(Collected data entries)
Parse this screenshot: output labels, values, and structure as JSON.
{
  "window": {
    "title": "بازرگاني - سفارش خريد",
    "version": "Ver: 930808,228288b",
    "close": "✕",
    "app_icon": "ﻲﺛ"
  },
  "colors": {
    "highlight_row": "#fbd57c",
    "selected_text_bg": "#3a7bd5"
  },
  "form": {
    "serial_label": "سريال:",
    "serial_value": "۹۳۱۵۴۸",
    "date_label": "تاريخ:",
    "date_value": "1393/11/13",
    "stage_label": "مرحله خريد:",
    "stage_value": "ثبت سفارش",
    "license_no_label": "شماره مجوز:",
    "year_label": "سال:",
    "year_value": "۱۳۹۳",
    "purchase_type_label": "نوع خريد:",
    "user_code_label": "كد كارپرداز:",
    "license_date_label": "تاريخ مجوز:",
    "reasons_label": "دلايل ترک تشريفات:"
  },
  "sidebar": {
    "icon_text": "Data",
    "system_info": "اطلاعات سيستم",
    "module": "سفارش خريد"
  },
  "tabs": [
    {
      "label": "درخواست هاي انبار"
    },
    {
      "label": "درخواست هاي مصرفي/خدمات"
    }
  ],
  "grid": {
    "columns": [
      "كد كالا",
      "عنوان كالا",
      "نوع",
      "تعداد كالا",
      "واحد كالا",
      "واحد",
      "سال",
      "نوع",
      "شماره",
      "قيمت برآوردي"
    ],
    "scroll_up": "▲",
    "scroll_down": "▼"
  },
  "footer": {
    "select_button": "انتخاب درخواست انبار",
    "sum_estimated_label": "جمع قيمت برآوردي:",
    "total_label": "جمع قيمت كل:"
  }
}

● **TO DO**
Pull out every line holding "سفارش" from the records above, and copy it.

● **TASK OUTPUT**
    "title": "بازرگاني - سفارش خريد",
    "stage_value": "ثبت سفارش",
    "module": "سفارش خريد"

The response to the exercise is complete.